> Brief:
Where the data below has the string "name", return the whole line.

◇ ◇ ◇ ◇

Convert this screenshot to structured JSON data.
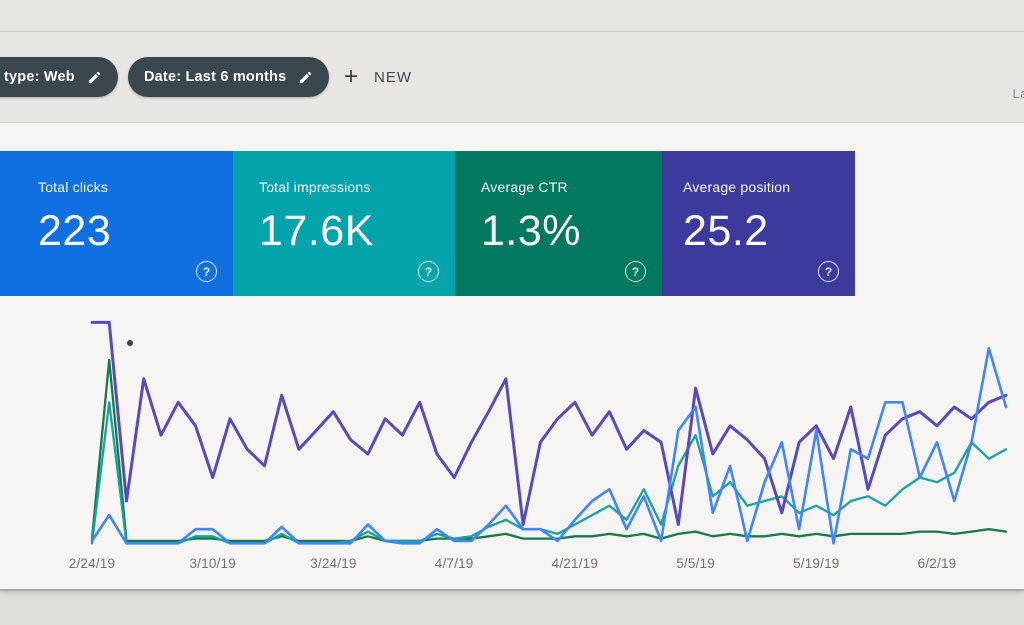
{
  "toolbar": {
    "chips": [
      {
        "label": "type: Web",
        "icon": "pencil-icon"
      },
      {
        "label": "Date: Last 6 months",
        "icon": "pencil-icon"
      }
    ],
    "new_button": {
      "label": "NEW"
    },
    "top_right_partial_text": "La"
  },
  "icons": {
    "plus": "+",
    "help": "?"
  },
  "metric_cards": [
    {
      "label": "Total clicks",
      "value": "223",
      "color": "#1170e0"
    },
    {
      "label": "Total impressions",
      "value": "17.6K",
      "color": "#02a3ab"
    },
    {
      "label": "Average CTR",
      "value": "1.3%",
      "color": "#00795f"
    },
    {
      "label": "Average position",
      "value": "25.2",
      "color": "#3d3a9e"
    }
  ],
  "chart_data": {
    "type": "line",
    "title": "",
    "xlabel": "",
    "ylabel": "",
    "y_axis_note": "no y-axis shown; each series independently scaled; values are percent of plot height",
    "x_range": "2/24/19 to ~6/10/19, one point per ~2 days",
    "grid": "off",
    "legend": "none (colors match metric cards)",
    "x_tick_labels": [
      "2/24/19",
      "3/10/19",
      "3/24/19",
      "4/7/19",
      "4/21/19",
      "5/5/19",
      "5/19/19",
      "6/2/19"
    ],
    "x_tick_indices": [
      0,
      7,
      14,
      21,
      28,
      35,
      42,
      49
    ],
    "series": [
      {
        "name": "Clicks",
        "color": "#4285f4",
        "values": [
          3,
          14,
          2,
          2,
          2,
          2,
          8,
          8,
          2,
          2,
          2,
          9,
          2,
          2,
          2,
          2,
          10,
          3,
          2,
          2,
          8,
          3,
          3,
          10,
          18,
          8,
          8,
          3,
          12,
          20,
          25,
          8,
          22,
          3,
          50,
          60,
          15,
          35,
          3,
          28,
          45,
          8,
          50,
          2,
          42,
          38,
          62,
          62,
          30,
          45,
          20,
          45,
          85,
          60
        ]
      },
      {
        "name": "Impressions",
        "color": "#17a29e",
        "values": [
          2,
          62,
          2,
          2,
          2,
          2,
          5,
          5,
          2,
          2,
          2,
          6,
          2,
          2,
          2,
          3,
          7,
          3,
          3,
          3,
          6,
          4,
          5,
          9,
          12,
          8,
          8,
          6,
          10,
          14,
          18,
          12,
          25,
          10,
          35,
          48,
          22,
          28,
          18,
          20,
          22,
          15,
          18,
          14,
          20,
          22,
          18,
          25,
          30,
          28,
          32,
          45,
          38,
          42
        ]
      },
      {
        "name": "CTR",
        "color": "#14794b",
        "values": [
          4,
          80,
          3,
          3,
          3,
          3,
          4,
          4,
          3,
          3,
          3,
          5,
          3,
          3,
          3,
          3,
          5,
          3,
          3,
          3,
          4,
          4,
          4,
          5,
          6,
          4,
          4,
          4,
          5,
          5,
          6,
          5,
          6,
          4,
          6,
          7,
          5,
          6,
          5,
          5,
          6,
          5,
          6,
          5,
          6,
          6,
          6,
          6,
          7,
          7,
          6,
          7,
          8,
          7
        ]
      },
      {
        "name": "Position",
        "color": "#5a49b8",
        "values": [
          96,
          96,
          20,
          72,
          48,
          62,
          52,
          30,
          55,
          42,
          35,
          65,
          42,
          50,
          58,
          46,
          40,
          55,
          48,
          62,
          40,
          30,
          45,
          58,
          72,
          10,
          45,
          55,
          62,
          48,
          58,
          42,
          50,
          45,
          10,
          68,
          40,
          52,
          46,
          38,
          15,
          45,
          52,
          38,
          60,
          25,
          48,
          55,
          58,
          52,
          60,
          55,
          62,
          65
        ]
      }
    ]
  }
}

◇ ◇ ◇ ◇

> Output of the task:
        "name": "Clicks",
        "name": "Impressions",
        "name": "CTR",
        "name": "Position",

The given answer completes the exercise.